■ DIRECTIVE ■
Go through the data below and copy it exactly, skipping every picture.

··· DATA FOR THE TASK

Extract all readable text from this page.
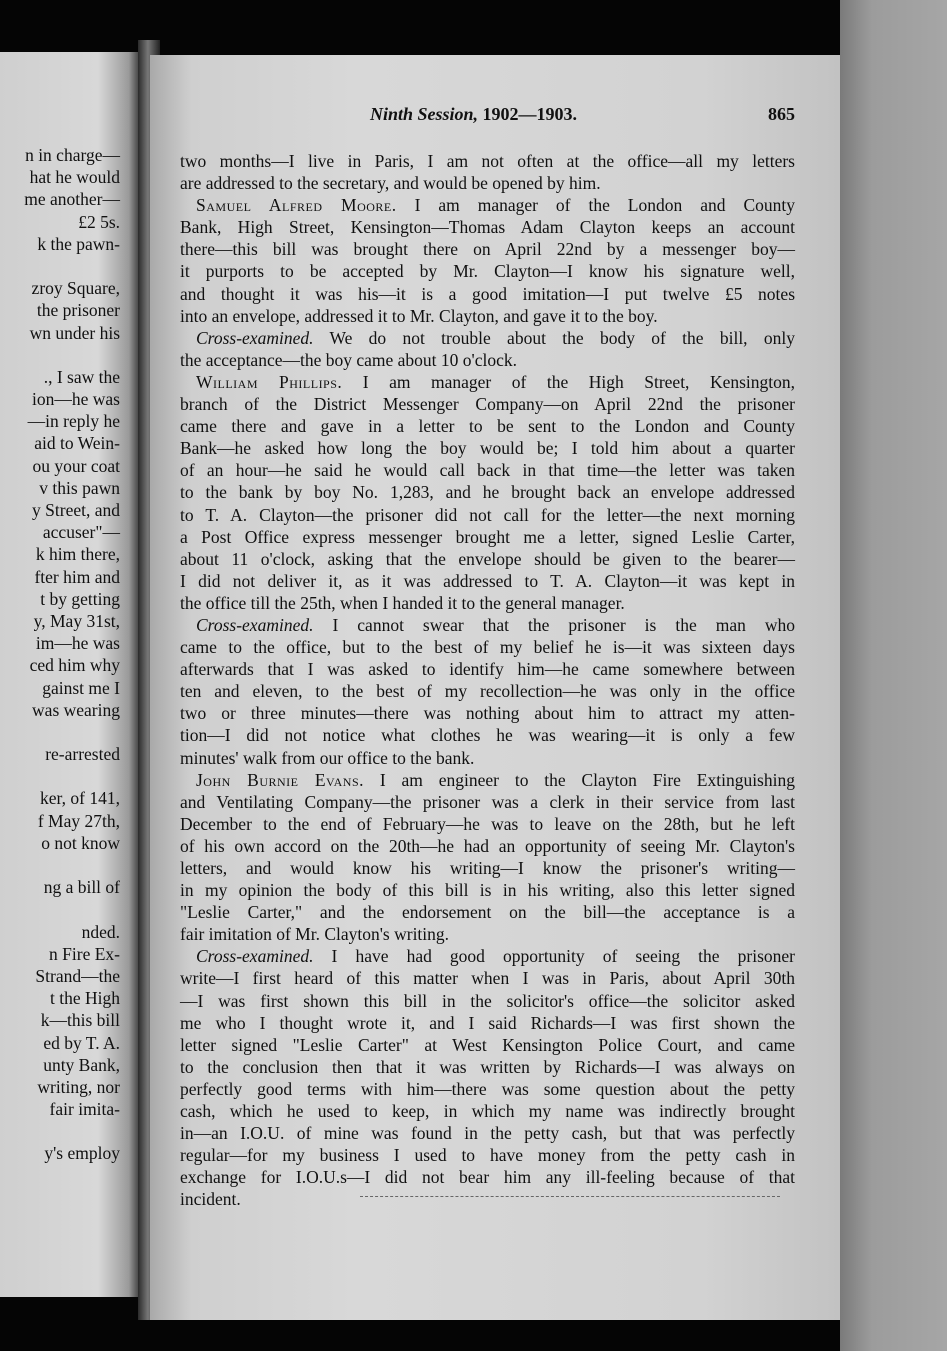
n in charge—
hat he would
me another—
£2 5s.
k the pawn-
zroy Square,
the prisoner
wn under his
., I saw the
ion—he was
—in reply he
aid to Wein-
ou your coat
v this pawn
y Street, and
accuser"—
k him there,
fter him and
t by getting
y, May 31st,
im—he was
ced him why
gainst me I
was wearing
re-arrested
ker, of 141,
f May 27th,
o not know
ng a bill of
nded.
n Fire Ex-
Strand—the
t the High
k—this bill
ed by T. A.
unty Bank,
writing, nor
fair imita-
y's employ
Ninth Session, 1902—1903.	865
two months—I live in Paris, I am not often at the office—all my letters
are addressed to the secretary, and would be opened by him.
Samuel Alfred Moore. I am manager of the London and County
Bank, High Street, Kensington—Thomas Adam Clayton keeps an account
there—this bill was brought there on April 22nd by a messenger boy—
it purports to be accepted by Mr. Clayton—I know his signature well,
and thought it was his—it is a good imitation—I put twelve £5 notes
into an envelope, addressed it to Mr. Clayton, and gave it to the boy.
Cross-examined. We do not trouble about the body of the bill, only
the acceptance—the boy came about 10 o'clock.
William Phillips. I am manager of the High Street, Kensington,
branch of the District Messenger Company—on April 22nd the prisoner
came there and gave in a letter to be sent to the London and County
Bank—he asked how long the boy would be; I told him about a quarter
of an hour—he said he would call back in that time—the letter was taken
to the bank by boy No. 1,283, and he brought back an envelope addressed
to T. A. Clayton—the prisoner did not call for the letter—the next morning
a Post Office express messenger brought me a letter, signed Leslie Carter,
about 11 o'clock, asking that the envelope should be given to the bearer—
I did not deliver it, as it was addressed to T. A. Clayton—it was kept in
the office till the 25th, when I handed it to the general manager.
Cross-examined. I cannot swear that the prisoner is the man who
came to the office, but to the best of my belief he is—it was sixteen days
afterwards that I was asked to identify him—he came somewhere between
ten and eleven, to the best of my recollection—he was only in the office
two or three minutes—there was nothing about him to attract my atten-
tion—I did not notice what clothes he was wearing—it is only a few
minutes' walk from our office to the bank.
John Burnie Evans. I am engineer to the Clayton Fire Extinguishing
and Ventilating Company—the prisoner was a clerk in their service from last
December to the end of February—he was to leave on the 28th, but he left
of his own accord on the 20th—he had an opportunity of seeing Mr. Clayton's
letters, and would know his writing—I know the prisoner's writing—
in my opinion the body of this bill is in his writing, also this letter signed
"Leslie Carter," and the endorsement on the bill—the acceptance is a
fair imitation of Mr. Clayton's writing.
Cross-examined. I have had good opportunity of seeing the prisoner
write—I first heard of this matter when I was in Paris, about April 30th
—I was first shown this bill in the solicitor's office—the solicitor asked
me who I thought wrote it, and I said Richards—I was first shown the
letter signed "Leslie Carter" at West Kensington Police Court, and came
to the conclusion then that it was written by Richards—I was always on
perfectly good terms with him—there was some question about the petty
cash, which he used to keep, in which my name was indirectly brought
in—an I.O.U. of mine was found in the petty cash, but that was perfectly
regular—for my business I used to have money from the petty cash in
exchange for I.O.U.s—I did not bear him any ill-feeling because of that
incident.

······

■ TASK RESULT ■
Extract all readable text from this page.
n in charge—
hat he would
me another—
£2 5s.
k the pawn-
zroy Square,
the prisoner
wn under his
., I saw the
ion—he was
—in reply he
aid to Wein-
ou your coat
v this pawn
y Street, and
accuser"—
k him there,
fter him and
t by getting
y, May 31st,
im—he was
ced him why
gainst me I
was wearing
re-arrested
ker, of 141,
f May 27th,
o not know
ng a bill of
nded.
n Fire Ex-
Strand—the
t the High
k—this bill
ed by T. A.
unty Bank,
writing, nor
fair imita-
y's employ
Ninth Session, 1902—1903.	865
two months—I live in Paris, I am not often at the office—all my letters
are addressed to the secretary, and would be opened by him.
Samuel Alfred Moore. I am manager of the London and County
Bank, High Street, Kensington—Thomas Adam Clayton keeps an account
there—this bill was brought there on April 22nd by a messenger boy—
it purports to be accepted by Mr. Clayton—I know his signature well,
and thought it was his—it is a good imitation—I put twelve £5 notes
into an envelope, addressed it to Mr. Clayton, and gave it to the boy.
Cross-examined. We do not trouble about the body of the bill, only
the acceptance—the boy came about 10 o'clock.
William Phillips. I am manager of the High Street, Kensington,
branch of the District Messenger Company—on April 22nd the prisoner
came there and gave in a letter to be sent to the London and County
Bank—he asked how long the boy would be; I told him about a quarter
of an hour—he said he would call back in that time—the letter was taken
to the bank by boy No. 1,283, and he brought back an envelope addressed
to T. A. Clayton—the prisoner did not call for the letter—the next morning
a Post Office express messenger brought me a letter, signed Leslie Carter,
about 11 o'clock, asking that the envelope should be given to the bearer—
I did not deliver it, as it was addressed to T. A. Clayton—it was kept in
the office till the 25th, when I handed it to the general manager.
Cross-examined. I cannot swear that the prisoner is the man who
came to the office, but to the best of my belief he is—it was sixteen days
afterwards that I was asked to identify him—he came somewhere between
ten and eleven, to the best of my recollection—he was only in the office
two or three minutes—there was nothing about him to attract my atten-
tion—I did not notice what clothes he was wearing—it is only a few
minutes' walk from our office to the bank.
John Burnie Evans. I am engineer to the Clayton Fire Extinguishing
and Ventilating Company—the prisoner was a clerk in their service from last
December to the end of February—he was to leave on the 28th, but he left
of his own accord on the 20th—he had an opportunity of seeing Mr. Clayton's
letters, and would know his writing—I know the prisoner's writing—
in my opinion the body of this bill is in his writing, also this letter signed
"Leslie Carter," and the endorsement on the bill—the acceptance is a
fair imitation of Mr. Clayton's writing.
Cross-examined. I have had good opportunity of seeing the prisoner
write—I first heard of this matter when I was in Paris, about April 30th
—I was first shown this bill in the solicitor's office—the solicitor asked
me who I thought wrote it, and I said Richards—I was first shown the
letter signed "Leslie Carter" at West Kensington Police Court, and came
to the conclusion then that it was written by Richards—I was always on
perfectly good terms with him—there was some question about the petty
cash, which he used to keep, in which my name was indirectly brought
in—an I.O.U. of mine was found in the petty cash, but that was perfectly
regular—for my business I used to have money from the petty cash in
exchange for I.O.U.s—I did not bear him any ill-feeling because of that
incident.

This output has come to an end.